■ TASK INPUT:
********************

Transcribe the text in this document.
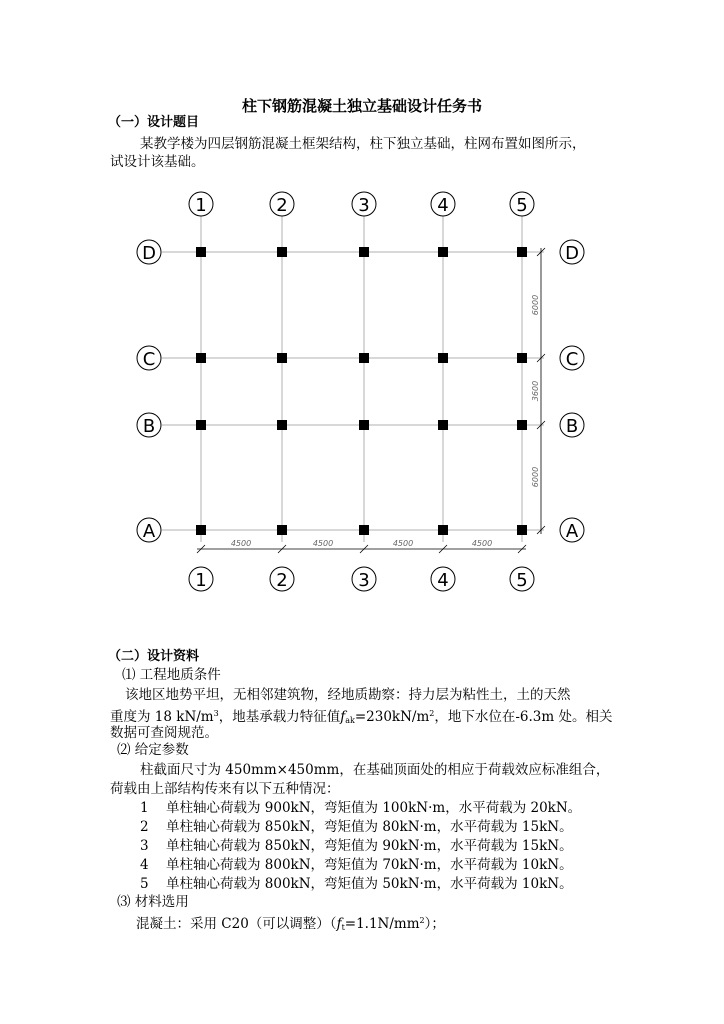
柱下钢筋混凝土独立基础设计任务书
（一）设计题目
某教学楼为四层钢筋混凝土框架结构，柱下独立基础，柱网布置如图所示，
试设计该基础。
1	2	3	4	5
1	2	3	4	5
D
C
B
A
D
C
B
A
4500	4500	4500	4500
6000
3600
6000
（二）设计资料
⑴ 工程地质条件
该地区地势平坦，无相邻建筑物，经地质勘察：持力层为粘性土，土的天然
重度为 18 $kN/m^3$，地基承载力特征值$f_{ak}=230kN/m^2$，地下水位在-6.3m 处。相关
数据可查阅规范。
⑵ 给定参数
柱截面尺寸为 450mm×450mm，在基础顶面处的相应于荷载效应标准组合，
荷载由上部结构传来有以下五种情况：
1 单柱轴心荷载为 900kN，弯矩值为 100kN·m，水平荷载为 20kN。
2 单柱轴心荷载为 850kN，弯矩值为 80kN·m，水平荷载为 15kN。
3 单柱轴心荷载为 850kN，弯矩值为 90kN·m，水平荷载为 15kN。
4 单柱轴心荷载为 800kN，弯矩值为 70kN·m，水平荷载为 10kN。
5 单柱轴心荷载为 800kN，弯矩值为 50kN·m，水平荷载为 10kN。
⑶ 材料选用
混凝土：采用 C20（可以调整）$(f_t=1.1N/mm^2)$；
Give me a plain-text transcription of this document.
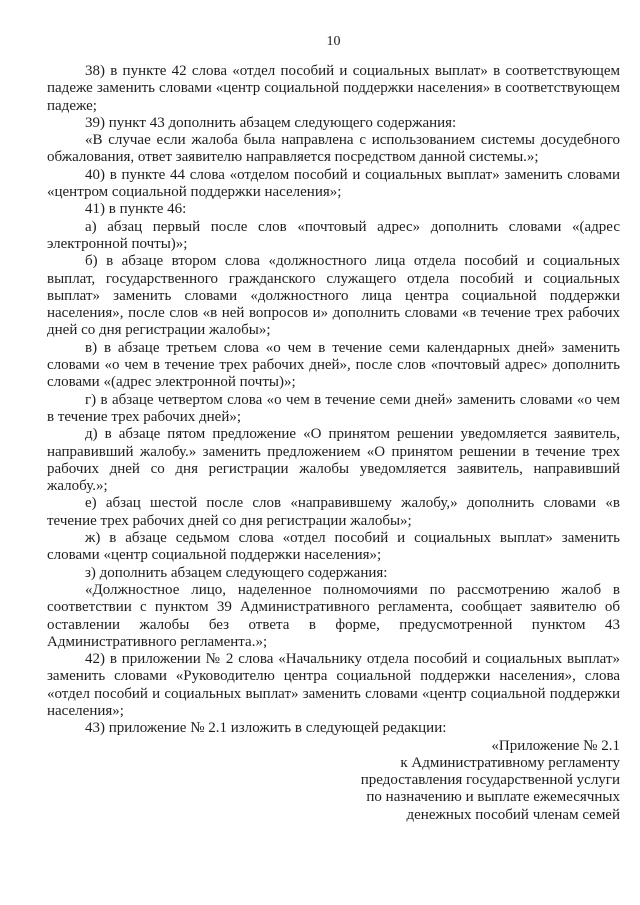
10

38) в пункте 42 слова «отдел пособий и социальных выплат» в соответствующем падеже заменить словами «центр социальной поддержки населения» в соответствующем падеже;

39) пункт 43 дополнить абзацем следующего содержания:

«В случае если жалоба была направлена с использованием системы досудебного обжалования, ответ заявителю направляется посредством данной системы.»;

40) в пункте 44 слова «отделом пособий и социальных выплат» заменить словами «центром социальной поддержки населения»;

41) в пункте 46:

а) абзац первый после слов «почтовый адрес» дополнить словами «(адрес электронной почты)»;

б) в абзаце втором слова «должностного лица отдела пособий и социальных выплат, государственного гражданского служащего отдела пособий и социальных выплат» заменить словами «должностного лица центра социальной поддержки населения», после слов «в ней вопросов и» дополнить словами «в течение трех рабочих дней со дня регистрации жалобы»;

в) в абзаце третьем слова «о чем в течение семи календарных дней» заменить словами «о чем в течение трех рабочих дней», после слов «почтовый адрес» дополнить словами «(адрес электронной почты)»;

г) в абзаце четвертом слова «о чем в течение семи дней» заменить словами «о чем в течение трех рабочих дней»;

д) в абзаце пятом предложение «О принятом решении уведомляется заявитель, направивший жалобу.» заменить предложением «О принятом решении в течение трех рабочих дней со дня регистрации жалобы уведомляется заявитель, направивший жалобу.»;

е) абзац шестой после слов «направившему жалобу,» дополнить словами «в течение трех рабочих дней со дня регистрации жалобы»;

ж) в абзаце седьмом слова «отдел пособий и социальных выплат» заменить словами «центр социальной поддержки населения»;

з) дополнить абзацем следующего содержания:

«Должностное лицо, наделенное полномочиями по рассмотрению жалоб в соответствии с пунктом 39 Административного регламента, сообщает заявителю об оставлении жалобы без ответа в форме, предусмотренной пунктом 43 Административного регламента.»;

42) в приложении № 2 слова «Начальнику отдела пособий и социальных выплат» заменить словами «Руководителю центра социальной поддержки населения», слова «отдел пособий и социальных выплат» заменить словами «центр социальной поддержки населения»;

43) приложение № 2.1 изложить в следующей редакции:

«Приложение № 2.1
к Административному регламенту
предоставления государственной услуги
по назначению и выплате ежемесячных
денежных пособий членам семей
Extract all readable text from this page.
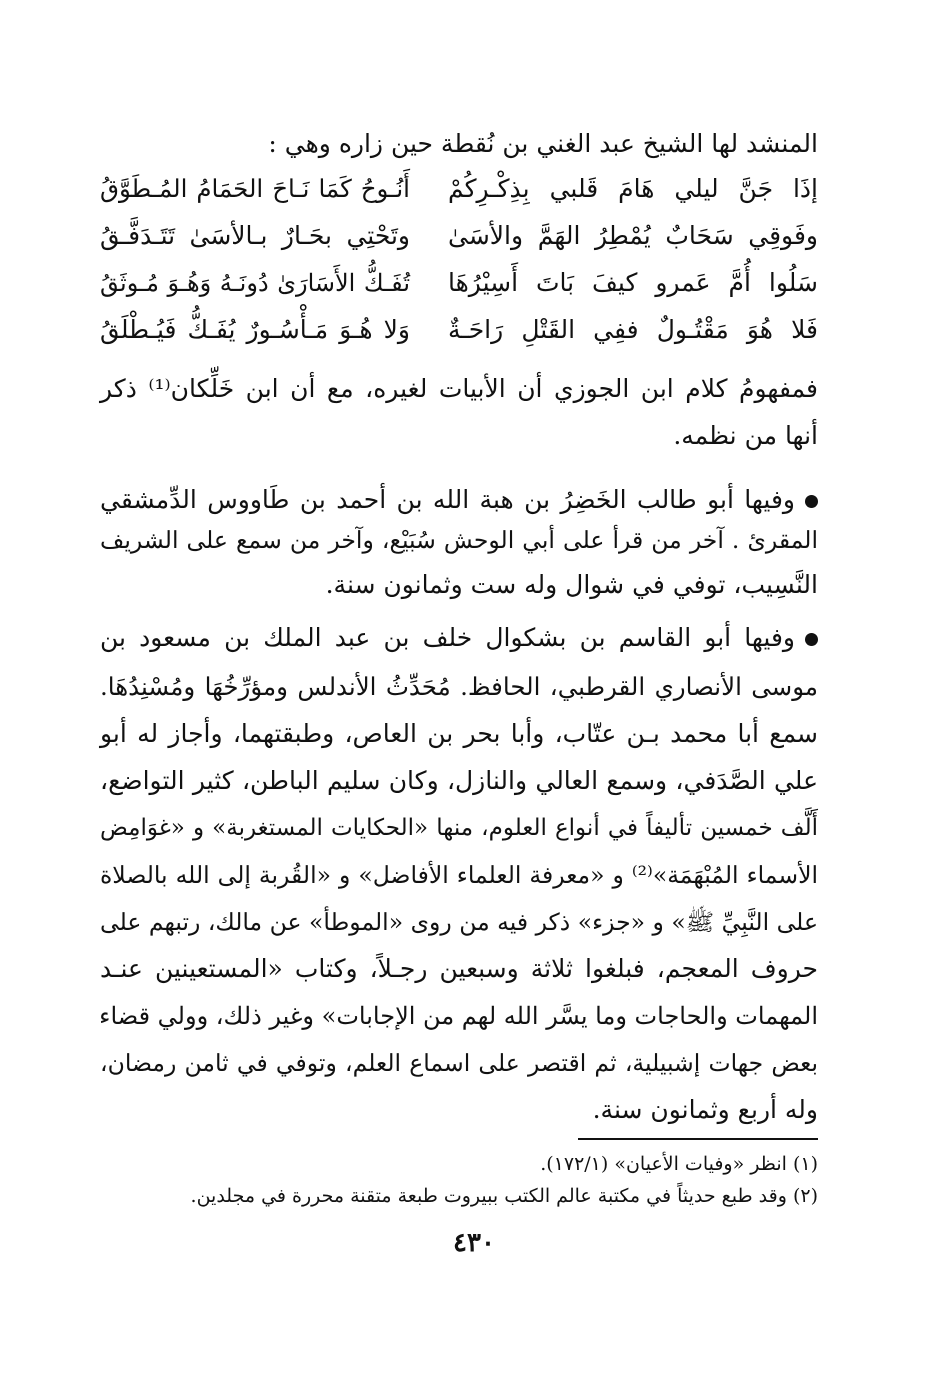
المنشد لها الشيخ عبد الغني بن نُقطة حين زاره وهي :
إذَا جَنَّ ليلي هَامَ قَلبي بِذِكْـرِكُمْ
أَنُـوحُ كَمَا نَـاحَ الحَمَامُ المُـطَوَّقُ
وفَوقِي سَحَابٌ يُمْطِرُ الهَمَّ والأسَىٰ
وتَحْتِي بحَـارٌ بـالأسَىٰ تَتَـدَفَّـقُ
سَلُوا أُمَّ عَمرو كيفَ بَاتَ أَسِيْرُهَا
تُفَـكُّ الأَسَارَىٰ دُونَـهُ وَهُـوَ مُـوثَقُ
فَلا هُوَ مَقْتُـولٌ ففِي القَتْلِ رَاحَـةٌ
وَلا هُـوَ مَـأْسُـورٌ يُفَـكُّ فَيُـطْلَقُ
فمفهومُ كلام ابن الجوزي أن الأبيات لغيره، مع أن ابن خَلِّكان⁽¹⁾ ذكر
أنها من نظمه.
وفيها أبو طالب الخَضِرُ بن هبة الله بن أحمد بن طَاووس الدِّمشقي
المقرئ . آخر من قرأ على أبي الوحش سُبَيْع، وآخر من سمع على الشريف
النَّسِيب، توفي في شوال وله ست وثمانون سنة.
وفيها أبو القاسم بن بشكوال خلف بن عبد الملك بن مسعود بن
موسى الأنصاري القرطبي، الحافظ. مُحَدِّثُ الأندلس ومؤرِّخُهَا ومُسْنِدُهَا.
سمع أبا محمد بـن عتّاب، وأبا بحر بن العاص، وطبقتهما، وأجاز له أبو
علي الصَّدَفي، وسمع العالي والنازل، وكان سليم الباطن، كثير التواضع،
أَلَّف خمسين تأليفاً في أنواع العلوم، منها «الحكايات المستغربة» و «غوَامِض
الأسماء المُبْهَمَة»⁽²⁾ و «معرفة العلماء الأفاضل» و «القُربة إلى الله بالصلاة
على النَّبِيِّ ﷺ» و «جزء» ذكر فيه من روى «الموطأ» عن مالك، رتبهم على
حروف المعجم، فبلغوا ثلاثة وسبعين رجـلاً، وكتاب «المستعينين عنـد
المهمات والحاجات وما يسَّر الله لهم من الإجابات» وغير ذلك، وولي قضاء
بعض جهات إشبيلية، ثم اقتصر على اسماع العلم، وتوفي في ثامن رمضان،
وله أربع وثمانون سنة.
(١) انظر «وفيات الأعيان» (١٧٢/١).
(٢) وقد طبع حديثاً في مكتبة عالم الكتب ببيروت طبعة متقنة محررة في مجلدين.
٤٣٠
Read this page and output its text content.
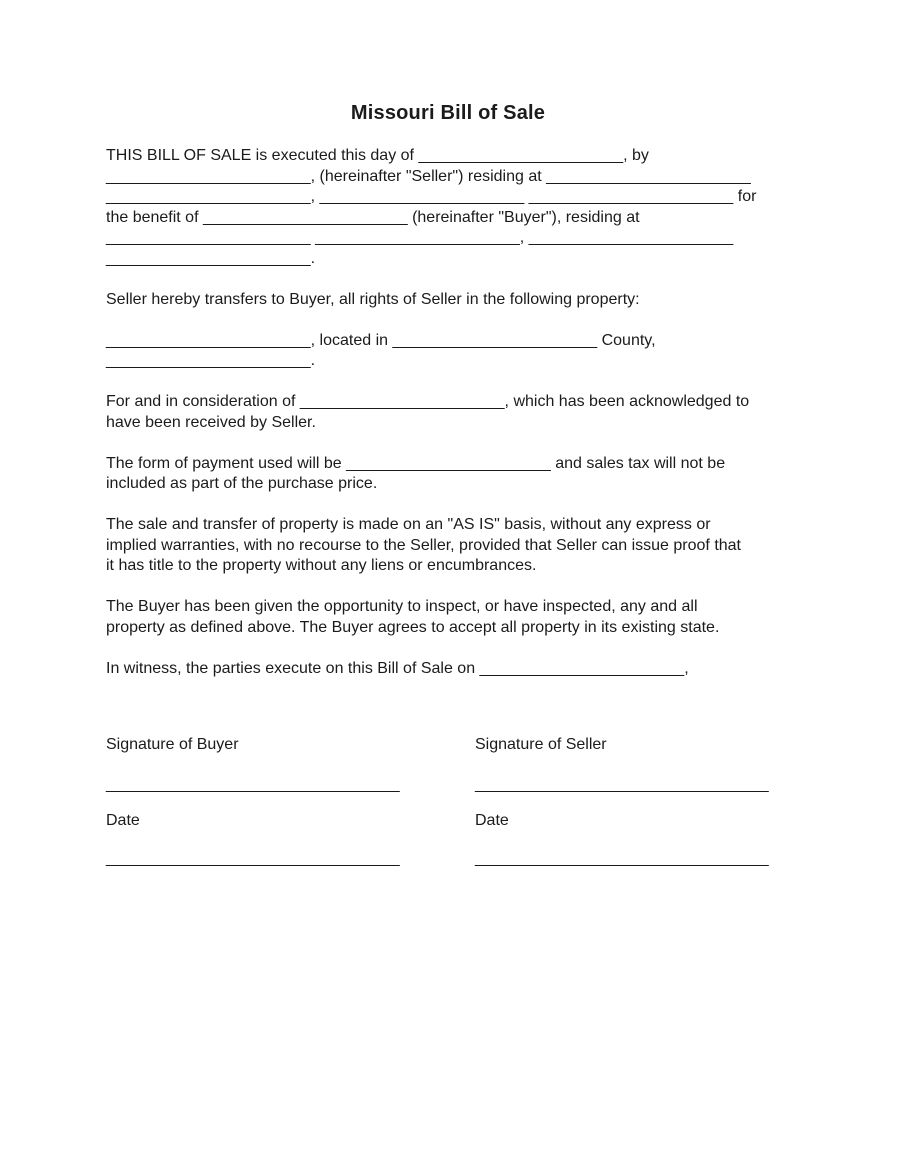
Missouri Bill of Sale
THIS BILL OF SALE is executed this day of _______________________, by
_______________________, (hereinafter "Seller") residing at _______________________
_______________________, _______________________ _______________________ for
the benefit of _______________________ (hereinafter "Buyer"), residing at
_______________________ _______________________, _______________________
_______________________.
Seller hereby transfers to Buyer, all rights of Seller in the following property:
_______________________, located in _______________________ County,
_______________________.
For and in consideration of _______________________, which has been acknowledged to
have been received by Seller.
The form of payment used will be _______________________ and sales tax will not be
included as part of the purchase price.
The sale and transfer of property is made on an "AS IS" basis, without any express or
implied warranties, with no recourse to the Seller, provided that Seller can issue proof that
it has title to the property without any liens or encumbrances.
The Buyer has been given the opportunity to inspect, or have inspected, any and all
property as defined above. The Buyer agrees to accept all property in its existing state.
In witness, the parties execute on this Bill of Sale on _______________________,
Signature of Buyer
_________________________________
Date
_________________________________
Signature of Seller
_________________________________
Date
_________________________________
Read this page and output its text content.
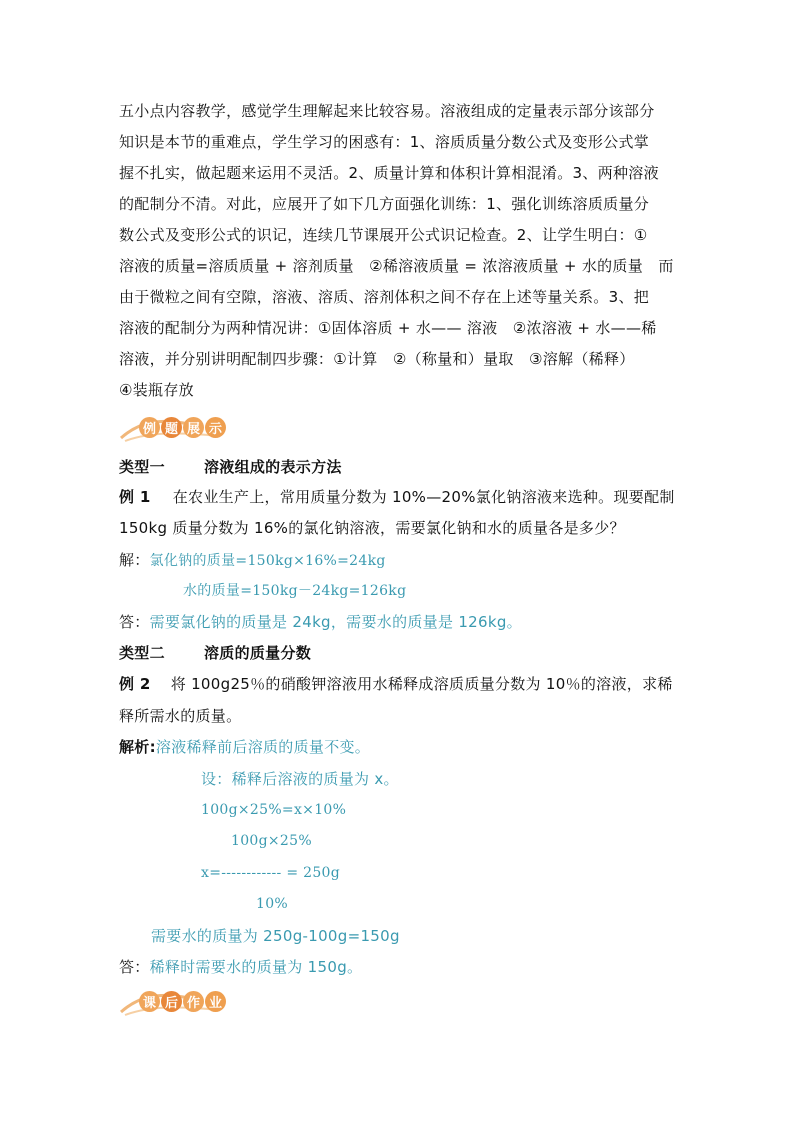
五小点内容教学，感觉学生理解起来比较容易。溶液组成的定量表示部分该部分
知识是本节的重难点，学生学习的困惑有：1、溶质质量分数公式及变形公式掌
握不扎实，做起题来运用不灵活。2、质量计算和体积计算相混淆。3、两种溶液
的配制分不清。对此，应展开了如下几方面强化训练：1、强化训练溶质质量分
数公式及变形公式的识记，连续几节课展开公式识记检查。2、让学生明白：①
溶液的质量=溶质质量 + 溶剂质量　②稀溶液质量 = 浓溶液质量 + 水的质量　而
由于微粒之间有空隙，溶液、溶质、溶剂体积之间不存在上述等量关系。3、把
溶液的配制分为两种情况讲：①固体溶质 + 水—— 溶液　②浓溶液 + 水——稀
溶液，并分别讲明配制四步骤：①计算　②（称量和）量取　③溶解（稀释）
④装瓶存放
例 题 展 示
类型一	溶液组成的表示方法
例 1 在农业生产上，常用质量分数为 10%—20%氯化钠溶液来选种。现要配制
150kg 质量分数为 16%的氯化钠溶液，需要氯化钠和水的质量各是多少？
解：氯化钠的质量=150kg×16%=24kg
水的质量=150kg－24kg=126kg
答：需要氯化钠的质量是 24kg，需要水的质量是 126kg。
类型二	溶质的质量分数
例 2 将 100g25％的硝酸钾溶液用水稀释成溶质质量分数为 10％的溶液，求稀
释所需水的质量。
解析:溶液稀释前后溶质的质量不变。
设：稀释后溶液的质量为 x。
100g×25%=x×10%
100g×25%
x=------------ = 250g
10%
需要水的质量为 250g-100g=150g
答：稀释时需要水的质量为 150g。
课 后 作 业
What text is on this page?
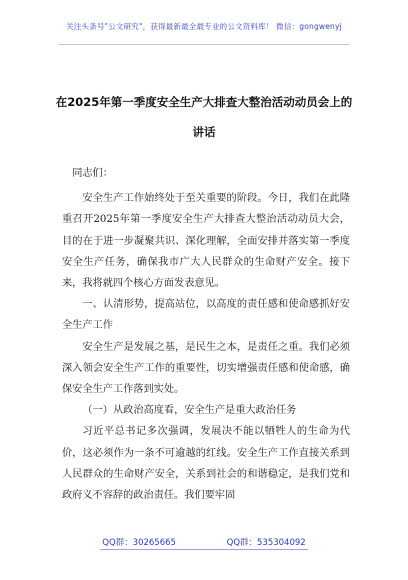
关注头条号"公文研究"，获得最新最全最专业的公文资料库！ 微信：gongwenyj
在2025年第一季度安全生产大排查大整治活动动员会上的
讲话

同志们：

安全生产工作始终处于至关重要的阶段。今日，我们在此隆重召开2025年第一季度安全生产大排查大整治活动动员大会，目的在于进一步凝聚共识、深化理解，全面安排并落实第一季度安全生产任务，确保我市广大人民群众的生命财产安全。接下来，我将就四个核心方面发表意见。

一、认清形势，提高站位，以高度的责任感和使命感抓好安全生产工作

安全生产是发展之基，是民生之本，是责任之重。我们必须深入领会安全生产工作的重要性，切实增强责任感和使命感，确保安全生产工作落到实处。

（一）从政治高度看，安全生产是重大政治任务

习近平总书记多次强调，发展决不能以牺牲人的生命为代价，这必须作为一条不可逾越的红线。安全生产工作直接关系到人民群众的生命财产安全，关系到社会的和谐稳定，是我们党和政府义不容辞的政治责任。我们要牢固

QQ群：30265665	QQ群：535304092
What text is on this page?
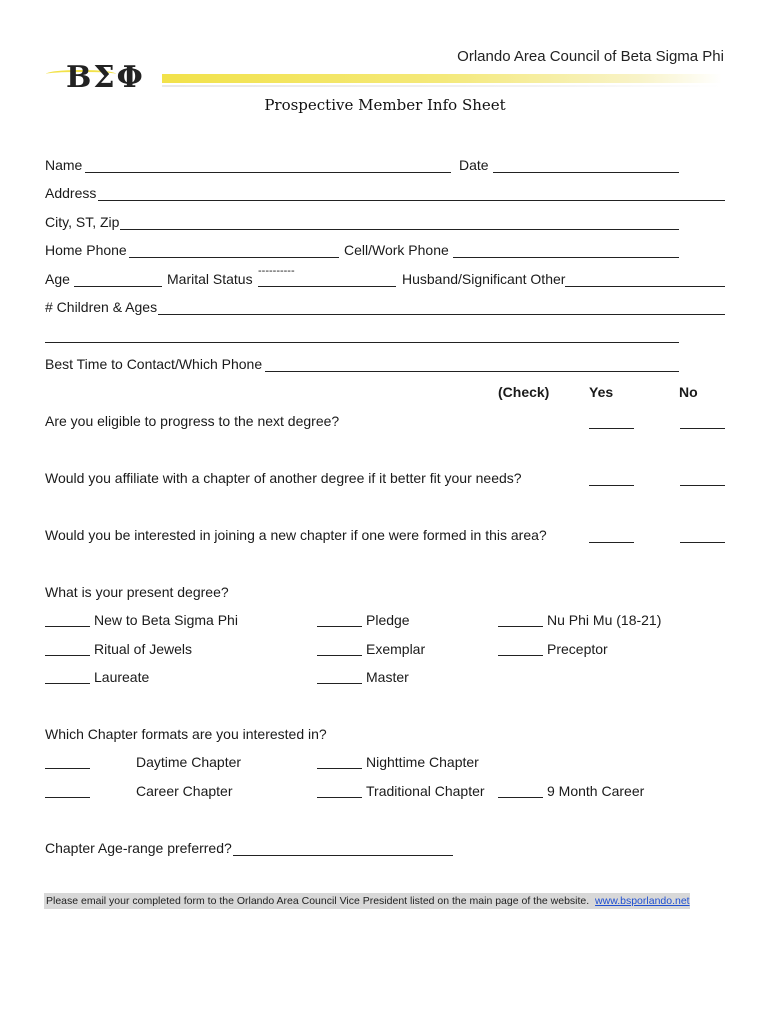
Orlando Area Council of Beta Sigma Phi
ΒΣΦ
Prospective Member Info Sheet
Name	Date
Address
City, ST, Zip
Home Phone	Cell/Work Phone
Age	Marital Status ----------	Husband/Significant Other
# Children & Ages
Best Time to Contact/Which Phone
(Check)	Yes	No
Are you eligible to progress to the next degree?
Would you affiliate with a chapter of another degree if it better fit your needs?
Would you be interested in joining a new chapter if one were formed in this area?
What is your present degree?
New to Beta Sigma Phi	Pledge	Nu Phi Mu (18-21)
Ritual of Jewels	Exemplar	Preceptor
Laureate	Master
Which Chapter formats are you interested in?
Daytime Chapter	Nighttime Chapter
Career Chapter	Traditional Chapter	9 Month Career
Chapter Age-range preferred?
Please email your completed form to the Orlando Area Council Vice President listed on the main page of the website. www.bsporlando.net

********************

■ TASK REQUIREMENTS:
From the records above, pull out each line that has "单柱轴心荷载为".

■ EXPECTED ANSWER:
1 单柱轴心荷载为 900kN，弯矩值为 100kN·m，水平荷载为 20kN。
2 单柱轴心荷载为 850kN，弯矩值为 80kN·m，水平荷载为 15kN。
3 单柱轴心荷载为 850kN，弯矩值为 90kN·m，水平荷载为 15kN。
4 单柱轴心荷载为 800kN，弯矩值为 70kN·m，水平荷载为 10kN。
5 单柱轴心荷载为 800kN，弯矩值为 50kN·m，水平荷载为 10kN。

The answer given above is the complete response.